WHAT THE TASK REQUIRES
Pull each line holding "FormNormal" out of the entries below.

[BEGIN]

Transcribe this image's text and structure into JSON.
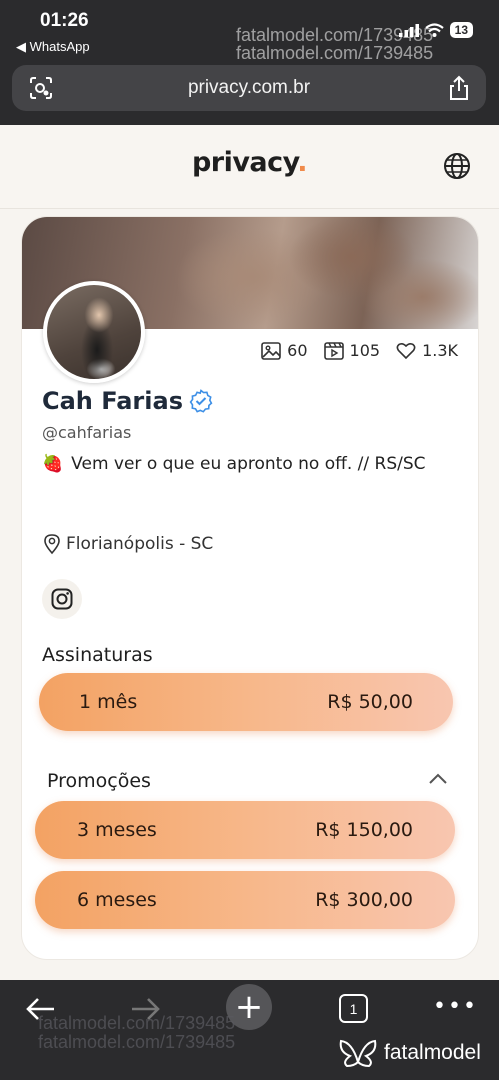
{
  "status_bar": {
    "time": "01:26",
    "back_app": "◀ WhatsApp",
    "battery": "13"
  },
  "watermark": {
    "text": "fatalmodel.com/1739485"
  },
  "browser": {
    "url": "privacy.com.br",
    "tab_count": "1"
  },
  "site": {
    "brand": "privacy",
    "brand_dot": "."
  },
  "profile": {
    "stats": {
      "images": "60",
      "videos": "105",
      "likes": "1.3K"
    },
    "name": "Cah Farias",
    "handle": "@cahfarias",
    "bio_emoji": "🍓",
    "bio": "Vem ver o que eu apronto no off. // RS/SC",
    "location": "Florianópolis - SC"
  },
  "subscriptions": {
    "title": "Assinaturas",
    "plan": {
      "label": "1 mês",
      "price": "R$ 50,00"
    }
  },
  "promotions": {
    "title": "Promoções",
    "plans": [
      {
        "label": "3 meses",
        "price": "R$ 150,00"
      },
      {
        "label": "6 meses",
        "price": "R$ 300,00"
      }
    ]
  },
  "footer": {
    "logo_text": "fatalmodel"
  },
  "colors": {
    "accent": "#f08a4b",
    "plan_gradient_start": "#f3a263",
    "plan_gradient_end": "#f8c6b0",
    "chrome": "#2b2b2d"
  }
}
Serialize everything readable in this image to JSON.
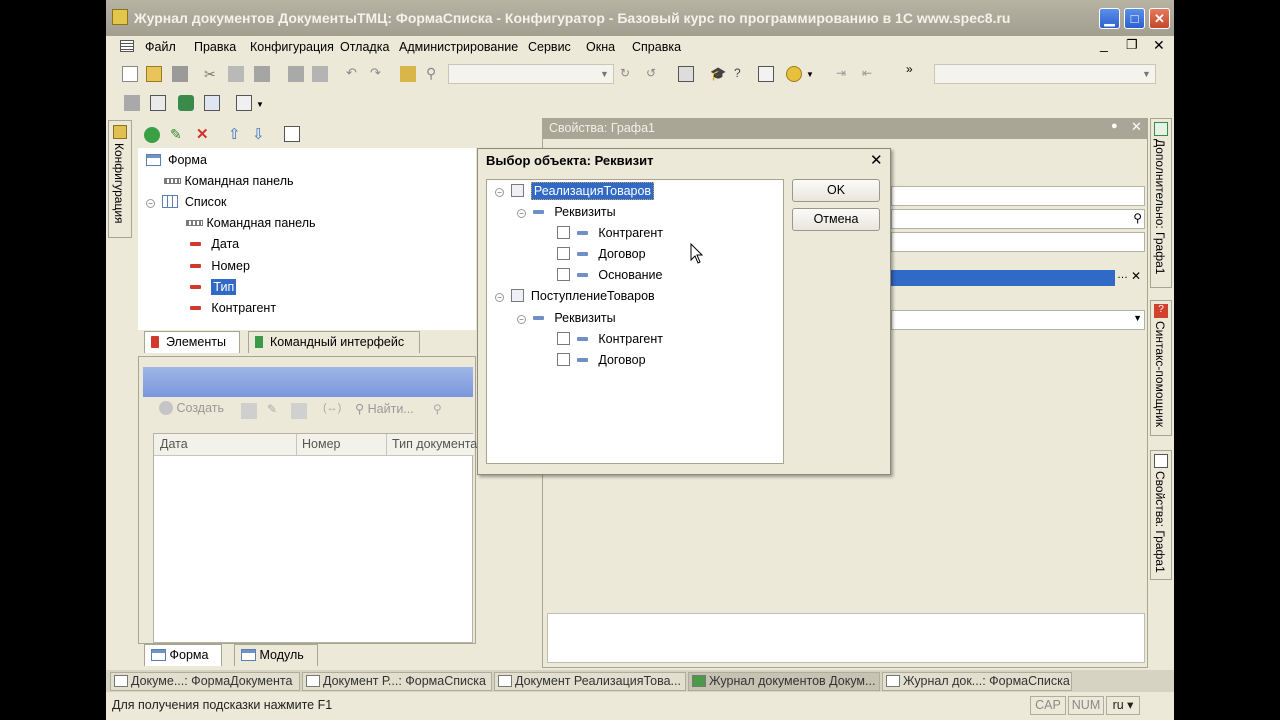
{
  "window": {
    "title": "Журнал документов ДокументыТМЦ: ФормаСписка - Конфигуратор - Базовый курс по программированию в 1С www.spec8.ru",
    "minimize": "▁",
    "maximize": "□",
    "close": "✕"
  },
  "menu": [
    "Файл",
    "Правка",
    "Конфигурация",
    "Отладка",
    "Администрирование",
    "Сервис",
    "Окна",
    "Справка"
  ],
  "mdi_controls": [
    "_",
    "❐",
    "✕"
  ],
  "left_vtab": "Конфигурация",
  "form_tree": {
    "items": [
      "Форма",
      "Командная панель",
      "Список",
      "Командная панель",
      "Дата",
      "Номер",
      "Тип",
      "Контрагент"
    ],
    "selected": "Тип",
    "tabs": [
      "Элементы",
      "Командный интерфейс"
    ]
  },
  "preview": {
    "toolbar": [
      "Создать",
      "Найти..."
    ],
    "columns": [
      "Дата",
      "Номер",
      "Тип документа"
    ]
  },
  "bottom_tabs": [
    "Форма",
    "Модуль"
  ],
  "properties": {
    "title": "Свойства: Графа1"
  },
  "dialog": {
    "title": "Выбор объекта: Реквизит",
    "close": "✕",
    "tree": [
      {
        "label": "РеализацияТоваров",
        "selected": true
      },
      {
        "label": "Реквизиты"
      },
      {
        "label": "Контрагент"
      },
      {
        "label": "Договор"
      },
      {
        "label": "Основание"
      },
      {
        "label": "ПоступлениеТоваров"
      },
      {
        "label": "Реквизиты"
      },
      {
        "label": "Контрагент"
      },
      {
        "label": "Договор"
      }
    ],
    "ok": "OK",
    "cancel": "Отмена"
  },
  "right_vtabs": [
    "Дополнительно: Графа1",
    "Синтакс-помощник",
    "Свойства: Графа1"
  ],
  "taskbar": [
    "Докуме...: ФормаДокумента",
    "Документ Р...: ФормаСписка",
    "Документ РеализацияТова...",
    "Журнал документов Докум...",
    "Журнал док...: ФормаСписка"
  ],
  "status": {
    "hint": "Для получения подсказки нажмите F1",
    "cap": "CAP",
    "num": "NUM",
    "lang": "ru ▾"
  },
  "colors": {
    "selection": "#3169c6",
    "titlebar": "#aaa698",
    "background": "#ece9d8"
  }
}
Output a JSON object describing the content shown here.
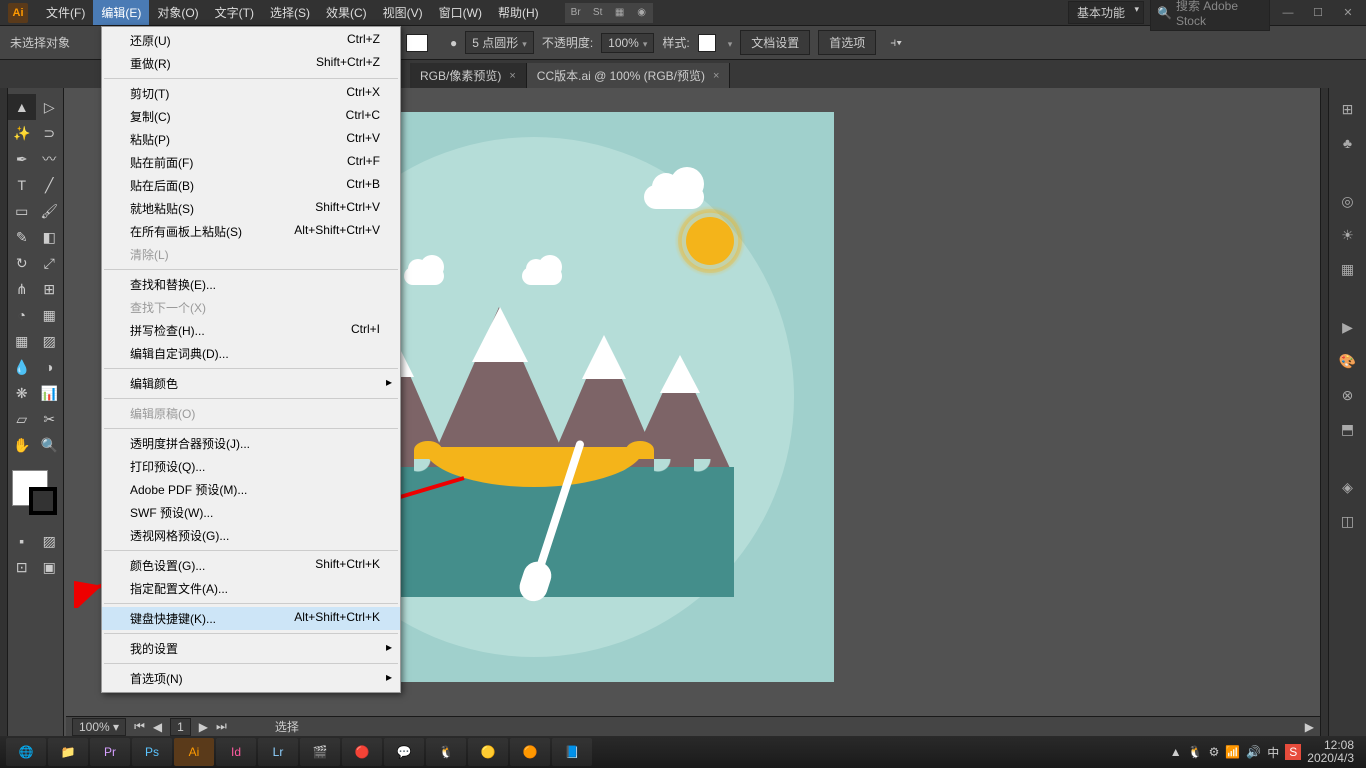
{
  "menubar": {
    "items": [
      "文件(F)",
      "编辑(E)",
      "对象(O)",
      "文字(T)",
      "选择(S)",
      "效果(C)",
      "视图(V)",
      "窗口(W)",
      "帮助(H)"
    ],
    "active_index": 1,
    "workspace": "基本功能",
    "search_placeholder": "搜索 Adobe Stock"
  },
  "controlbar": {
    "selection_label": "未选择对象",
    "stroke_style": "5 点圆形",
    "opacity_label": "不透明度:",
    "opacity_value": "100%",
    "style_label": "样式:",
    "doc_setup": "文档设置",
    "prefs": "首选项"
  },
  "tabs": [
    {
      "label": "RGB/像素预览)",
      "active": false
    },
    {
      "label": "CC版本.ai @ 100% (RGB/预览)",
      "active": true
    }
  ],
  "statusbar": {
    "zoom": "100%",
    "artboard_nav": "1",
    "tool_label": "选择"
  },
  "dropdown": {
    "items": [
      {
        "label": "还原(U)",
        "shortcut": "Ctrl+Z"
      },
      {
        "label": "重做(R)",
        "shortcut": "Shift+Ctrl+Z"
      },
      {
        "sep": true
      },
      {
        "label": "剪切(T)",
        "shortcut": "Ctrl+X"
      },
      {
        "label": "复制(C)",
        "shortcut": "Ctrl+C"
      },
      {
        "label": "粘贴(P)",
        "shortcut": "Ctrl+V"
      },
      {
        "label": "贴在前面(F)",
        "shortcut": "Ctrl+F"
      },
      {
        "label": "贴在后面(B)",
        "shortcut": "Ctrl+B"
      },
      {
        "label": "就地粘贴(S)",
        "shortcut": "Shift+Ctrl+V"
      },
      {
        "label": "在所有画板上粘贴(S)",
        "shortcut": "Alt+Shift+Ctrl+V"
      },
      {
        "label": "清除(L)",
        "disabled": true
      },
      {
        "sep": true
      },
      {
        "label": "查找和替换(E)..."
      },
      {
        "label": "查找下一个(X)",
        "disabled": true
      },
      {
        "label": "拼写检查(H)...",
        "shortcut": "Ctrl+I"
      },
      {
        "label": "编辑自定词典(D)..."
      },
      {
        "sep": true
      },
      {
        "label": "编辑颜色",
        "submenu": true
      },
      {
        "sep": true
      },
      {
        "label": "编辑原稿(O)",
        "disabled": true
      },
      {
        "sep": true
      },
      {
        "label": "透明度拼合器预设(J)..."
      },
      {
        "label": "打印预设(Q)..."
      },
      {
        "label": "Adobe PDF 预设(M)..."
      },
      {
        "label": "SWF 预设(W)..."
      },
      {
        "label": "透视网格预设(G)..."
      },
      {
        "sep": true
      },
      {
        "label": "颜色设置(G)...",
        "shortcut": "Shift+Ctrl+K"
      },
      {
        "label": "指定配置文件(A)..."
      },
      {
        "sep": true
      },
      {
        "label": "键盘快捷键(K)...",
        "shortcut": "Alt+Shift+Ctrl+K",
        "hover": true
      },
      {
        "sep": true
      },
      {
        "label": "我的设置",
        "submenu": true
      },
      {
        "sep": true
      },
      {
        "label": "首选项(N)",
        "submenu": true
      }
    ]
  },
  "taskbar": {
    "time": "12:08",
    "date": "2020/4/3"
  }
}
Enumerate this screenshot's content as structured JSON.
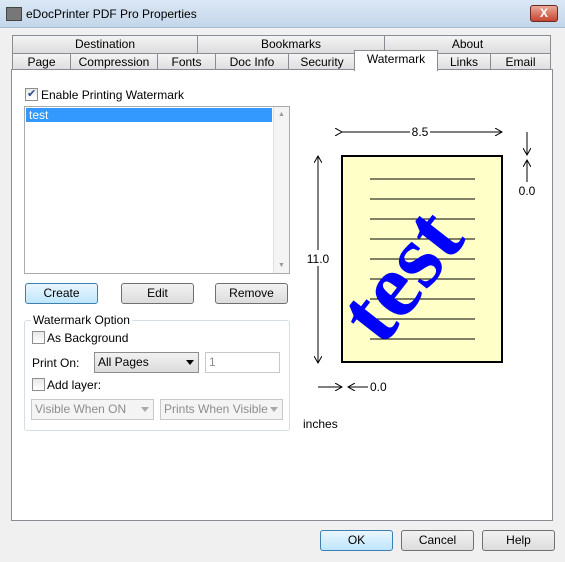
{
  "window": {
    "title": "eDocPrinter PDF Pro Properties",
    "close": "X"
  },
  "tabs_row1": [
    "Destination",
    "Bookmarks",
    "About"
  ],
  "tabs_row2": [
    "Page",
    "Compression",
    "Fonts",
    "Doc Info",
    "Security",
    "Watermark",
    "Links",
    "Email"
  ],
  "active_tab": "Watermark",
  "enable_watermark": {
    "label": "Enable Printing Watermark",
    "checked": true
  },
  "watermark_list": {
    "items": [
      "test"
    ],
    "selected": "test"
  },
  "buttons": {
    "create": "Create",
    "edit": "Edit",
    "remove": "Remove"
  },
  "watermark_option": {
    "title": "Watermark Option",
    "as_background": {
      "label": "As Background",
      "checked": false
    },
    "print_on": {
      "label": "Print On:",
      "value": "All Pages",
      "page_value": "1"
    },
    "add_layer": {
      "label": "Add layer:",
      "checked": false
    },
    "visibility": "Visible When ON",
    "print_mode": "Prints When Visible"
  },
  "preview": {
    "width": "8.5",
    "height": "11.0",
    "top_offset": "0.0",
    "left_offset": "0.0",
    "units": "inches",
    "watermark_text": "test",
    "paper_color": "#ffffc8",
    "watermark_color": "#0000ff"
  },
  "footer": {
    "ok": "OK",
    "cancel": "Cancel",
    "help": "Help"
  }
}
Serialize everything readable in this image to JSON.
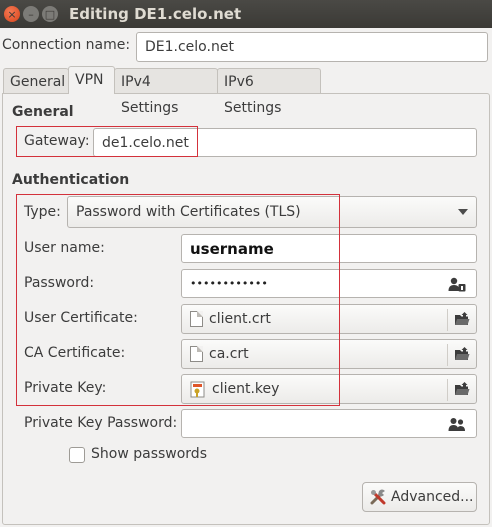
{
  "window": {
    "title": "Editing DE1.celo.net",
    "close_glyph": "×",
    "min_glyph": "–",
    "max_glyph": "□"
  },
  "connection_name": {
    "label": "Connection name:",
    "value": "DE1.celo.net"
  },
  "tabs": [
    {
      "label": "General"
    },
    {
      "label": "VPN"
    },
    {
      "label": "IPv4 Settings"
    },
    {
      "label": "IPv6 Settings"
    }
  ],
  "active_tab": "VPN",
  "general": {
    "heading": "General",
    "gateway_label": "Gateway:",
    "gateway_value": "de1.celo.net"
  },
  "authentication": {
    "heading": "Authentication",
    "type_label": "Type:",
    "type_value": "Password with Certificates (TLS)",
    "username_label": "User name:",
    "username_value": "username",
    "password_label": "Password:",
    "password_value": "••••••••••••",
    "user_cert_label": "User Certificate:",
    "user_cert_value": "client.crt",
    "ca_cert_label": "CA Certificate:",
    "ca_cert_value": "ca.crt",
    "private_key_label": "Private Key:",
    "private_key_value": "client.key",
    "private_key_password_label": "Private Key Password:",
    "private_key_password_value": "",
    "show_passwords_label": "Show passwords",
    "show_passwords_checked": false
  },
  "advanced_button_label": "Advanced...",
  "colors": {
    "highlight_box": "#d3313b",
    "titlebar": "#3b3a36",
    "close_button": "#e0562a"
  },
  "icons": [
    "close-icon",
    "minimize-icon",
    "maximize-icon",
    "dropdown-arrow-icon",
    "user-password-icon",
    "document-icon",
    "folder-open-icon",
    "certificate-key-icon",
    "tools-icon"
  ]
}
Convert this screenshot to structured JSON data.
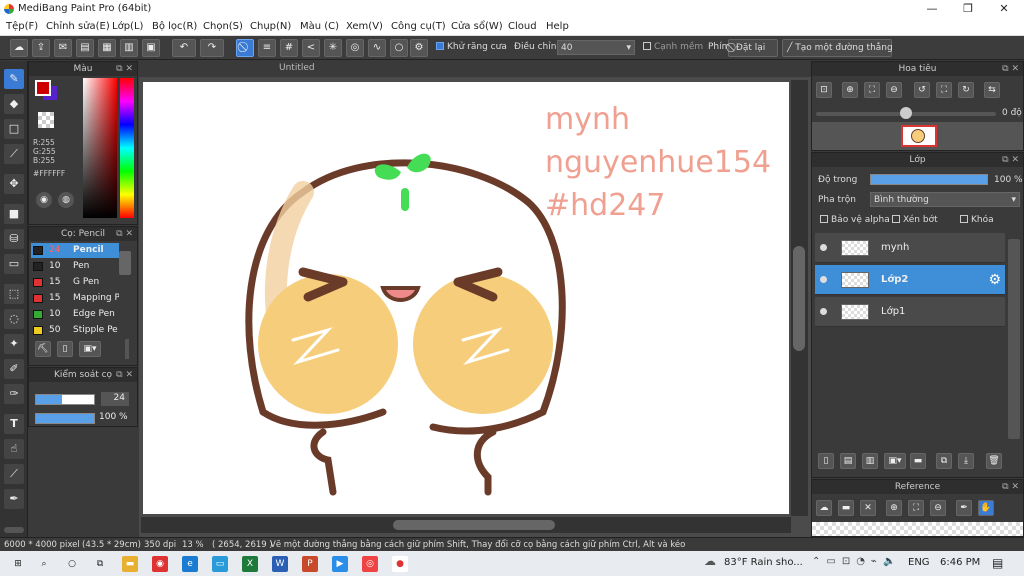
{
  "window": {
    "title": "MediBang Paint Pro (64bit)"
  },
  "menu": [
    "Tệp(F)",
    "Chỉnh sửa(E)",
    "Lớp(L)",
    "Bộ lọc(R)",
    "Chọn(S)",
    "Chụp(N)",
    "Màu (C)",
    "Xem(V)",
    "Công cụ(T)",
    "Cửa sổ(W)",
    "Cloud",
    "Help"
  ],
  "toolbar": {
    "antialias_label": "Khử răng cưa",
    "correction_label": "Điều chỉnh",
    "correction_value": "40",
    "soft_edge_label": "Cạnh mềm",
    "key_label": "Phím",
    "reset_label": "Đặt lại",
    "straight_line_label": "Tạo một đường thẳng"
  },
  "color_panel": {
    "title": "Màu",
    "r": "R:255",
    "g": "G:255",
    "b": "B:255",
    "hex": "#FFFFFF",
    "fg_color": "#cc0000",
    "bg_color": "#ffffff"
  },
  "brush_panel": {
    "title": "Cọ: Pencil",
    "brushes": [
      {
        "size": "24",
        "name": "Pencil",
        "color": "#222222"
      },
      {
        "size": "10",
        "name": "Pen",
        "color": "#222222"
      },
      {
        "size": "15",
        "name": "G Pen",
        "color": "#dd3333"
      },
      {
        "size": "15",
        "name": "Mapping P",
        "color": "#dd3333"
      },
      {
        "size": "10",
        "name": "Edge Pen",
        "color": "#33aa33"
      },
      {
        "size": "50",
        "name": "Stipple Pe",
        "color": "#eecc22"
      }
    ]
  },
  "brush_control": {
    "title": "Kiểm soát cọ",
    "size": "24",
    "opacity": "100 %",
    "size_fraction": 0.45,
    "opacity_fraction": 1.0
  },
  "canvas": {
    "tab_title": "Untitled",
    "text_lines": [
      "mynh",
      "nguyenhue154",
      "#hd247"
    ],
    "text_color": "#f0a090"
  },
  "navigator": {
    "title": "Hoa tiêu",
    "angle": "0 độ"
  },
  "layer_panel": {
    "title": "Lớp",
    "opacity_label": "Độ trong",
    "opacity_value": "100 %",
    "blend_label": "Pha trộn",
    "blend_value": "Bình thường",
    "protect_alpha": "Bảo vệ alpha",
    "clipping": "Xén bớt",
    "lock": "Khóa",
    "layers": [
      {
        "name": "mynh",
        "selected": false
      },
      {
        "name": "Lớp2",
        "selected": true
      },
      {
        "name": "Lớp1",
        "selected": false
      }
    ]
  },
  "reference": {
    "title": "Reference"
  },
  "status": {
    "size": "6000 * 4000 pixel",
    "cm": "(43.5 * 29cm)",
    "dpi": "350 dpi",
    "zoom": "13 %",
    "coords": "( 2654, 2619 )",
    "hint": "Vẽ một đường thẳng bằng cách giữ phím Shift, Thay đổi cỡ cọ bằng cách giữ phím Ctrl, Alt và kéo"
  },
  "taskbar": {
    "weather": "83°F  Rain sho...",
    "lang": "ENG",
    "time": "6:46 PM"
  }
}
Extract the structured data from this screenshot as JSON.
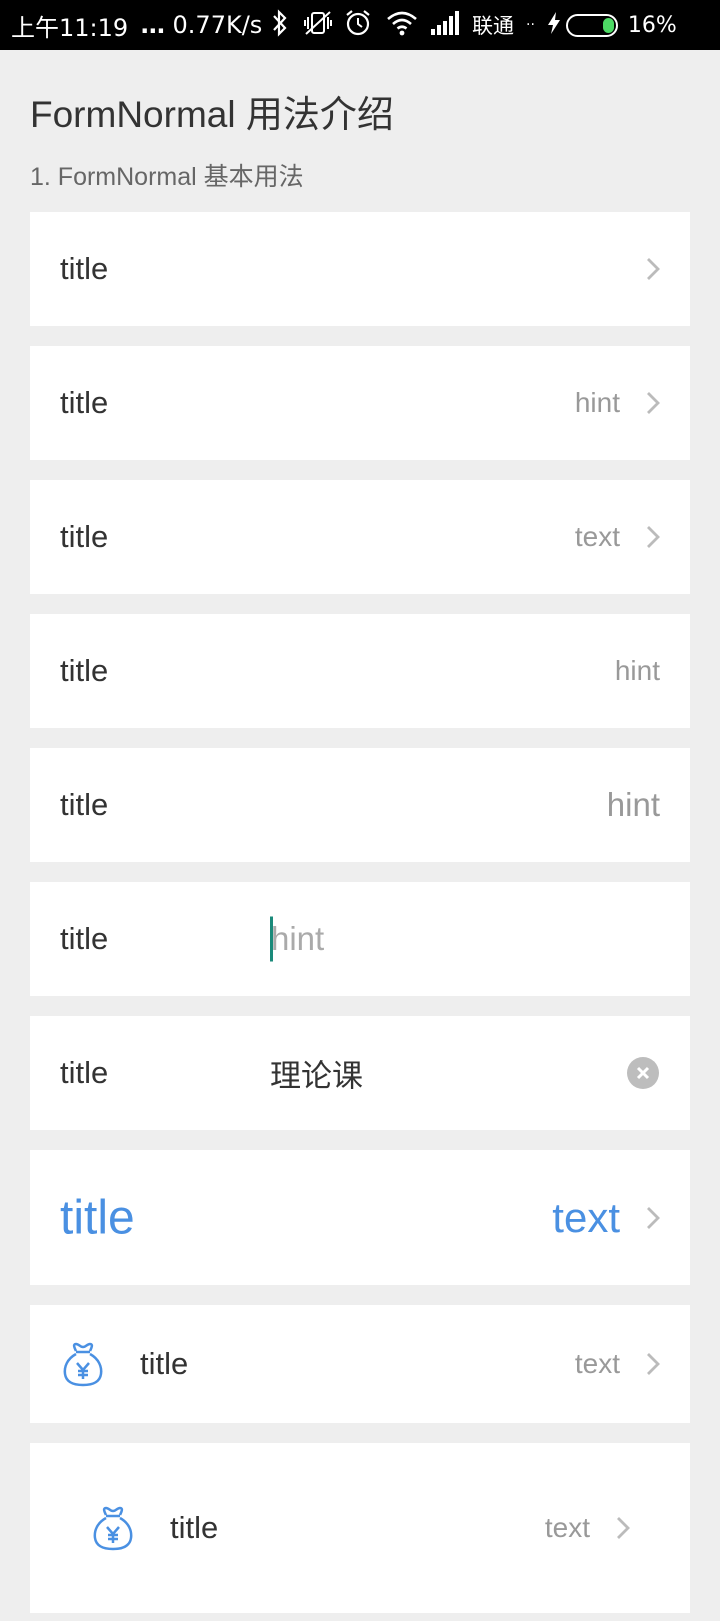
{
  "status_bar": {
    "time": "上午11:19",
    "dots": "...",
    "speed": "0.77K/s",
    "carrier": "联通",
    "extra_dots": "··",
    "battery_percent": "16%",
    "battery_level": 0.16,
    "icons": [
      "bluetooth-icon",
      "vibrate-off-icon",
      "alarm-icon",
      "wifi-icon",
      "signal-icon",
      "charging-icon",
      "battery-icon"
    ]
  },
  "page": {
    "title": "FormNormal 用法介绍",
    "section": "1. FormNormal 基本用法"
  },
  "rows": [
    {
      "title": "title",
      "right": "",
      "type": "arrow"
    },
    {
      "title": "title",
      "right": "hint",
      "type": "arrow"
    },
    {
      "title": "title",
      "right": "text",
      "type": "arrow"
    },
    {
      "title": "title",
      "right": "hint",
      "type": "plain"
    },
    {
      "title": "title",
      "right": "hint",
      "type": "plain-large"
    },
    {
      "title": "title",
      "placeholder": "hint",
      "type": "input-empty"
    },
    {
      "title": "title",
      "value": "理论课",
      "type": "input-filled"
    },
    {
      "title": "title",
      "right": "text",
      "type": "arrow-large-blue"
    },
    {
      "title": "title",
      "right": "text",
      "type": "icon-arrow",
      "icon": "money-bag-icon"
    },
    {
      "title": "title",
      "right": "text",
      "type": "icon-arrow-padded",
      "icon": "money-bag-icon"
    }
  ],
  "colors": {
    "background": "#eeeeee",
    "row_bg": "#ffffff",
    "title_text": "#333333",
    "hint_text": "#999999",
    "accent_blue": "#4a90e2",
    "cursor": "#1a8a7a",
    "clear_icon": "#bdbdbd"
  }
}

[END]

TASK RESPONSE
    "title": "FormNormal 用法介绍",
    "section": "1. FormNormal 基本用法"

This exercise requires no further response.